### Exercise brief:
Below are the records; copy each line in them that holds the word "with".

(Entries from a dataset)
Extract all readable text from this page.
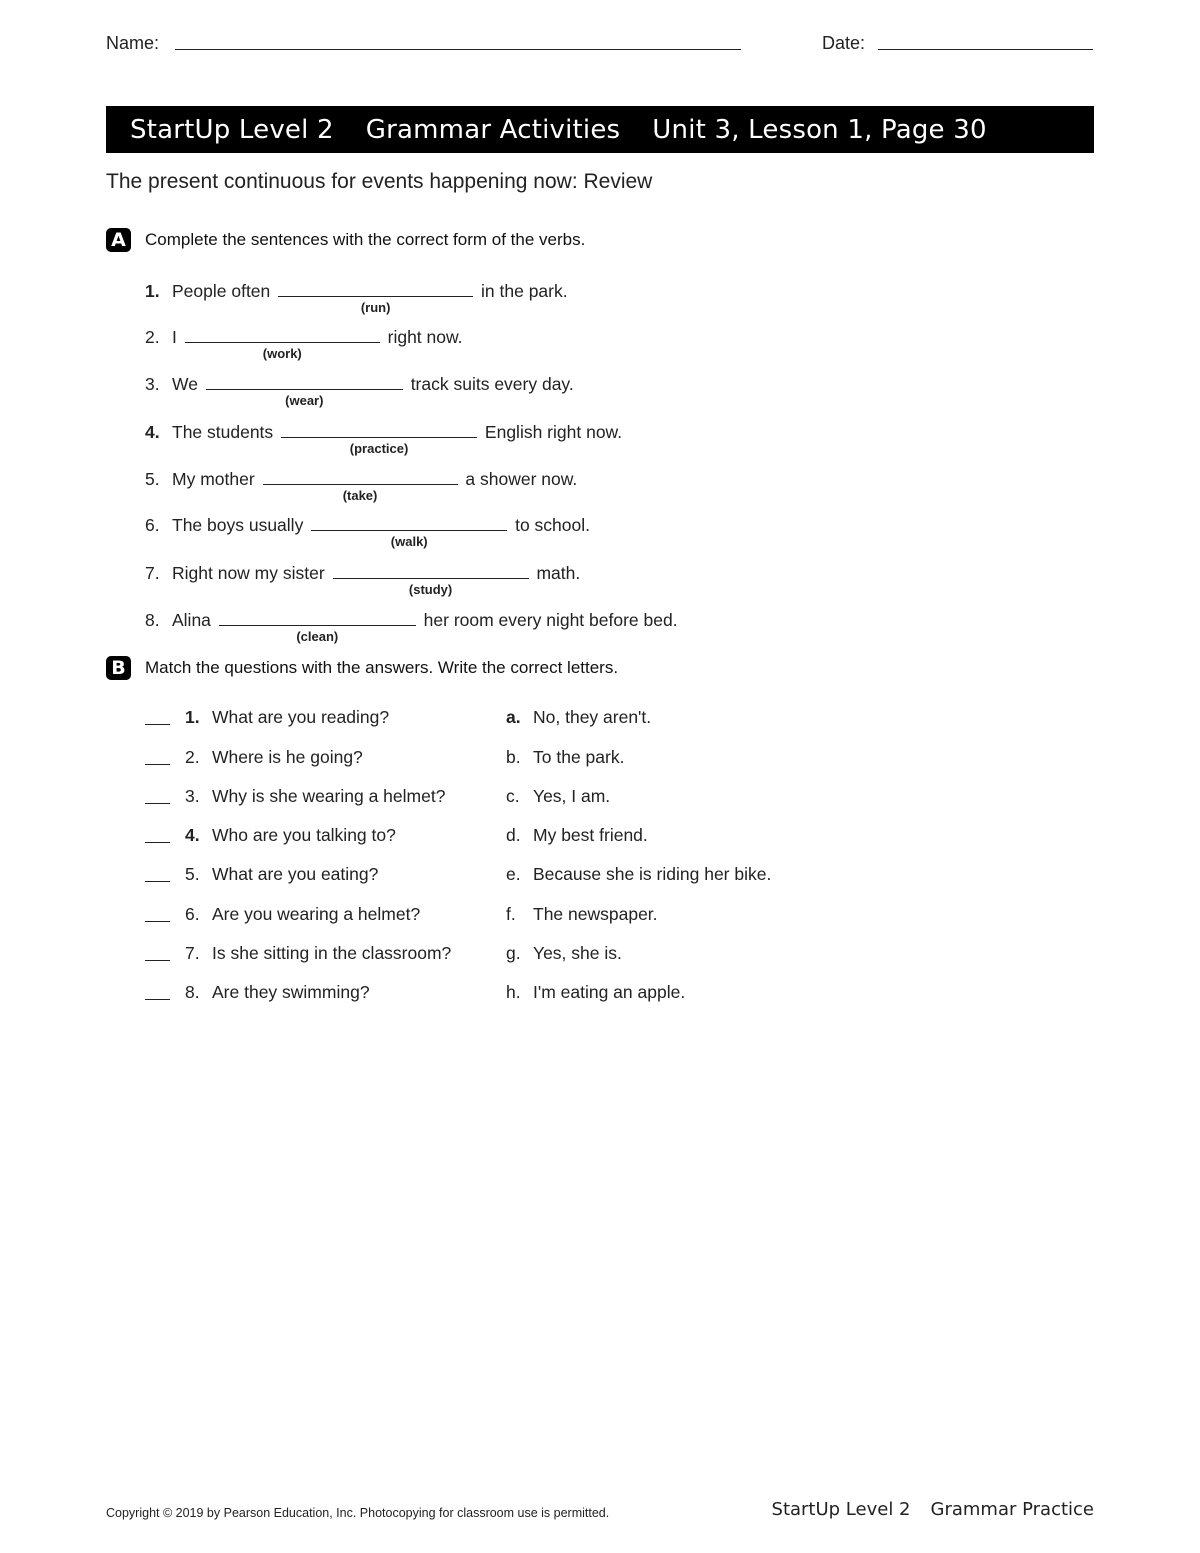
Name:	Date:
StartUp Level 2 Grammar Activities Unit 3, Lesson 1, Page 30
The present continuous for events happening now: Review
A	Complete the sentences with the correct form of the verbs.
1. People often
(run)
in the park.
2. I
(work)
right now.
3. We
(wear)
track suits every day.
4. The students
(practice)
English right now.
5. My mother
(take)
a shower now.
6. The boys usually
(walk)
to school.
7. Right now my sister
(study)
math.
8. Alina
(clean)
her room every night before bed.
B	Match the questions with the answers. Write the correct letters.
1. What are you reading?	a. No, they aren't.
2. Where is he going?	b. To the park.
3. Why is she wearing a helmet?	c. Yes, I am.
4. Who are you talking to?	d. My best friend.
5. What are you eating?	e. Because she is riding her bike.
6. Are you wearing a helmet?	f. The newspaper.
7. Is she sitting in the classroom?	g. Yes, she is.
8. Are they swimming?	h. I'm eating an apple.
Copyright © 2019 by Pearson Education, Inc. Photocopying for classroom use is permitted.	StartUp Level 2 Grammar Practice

### Task solution:
A	Complete the sentences with the correct form of the verbs.
B	Match the questions with the answers. Write the correct letters.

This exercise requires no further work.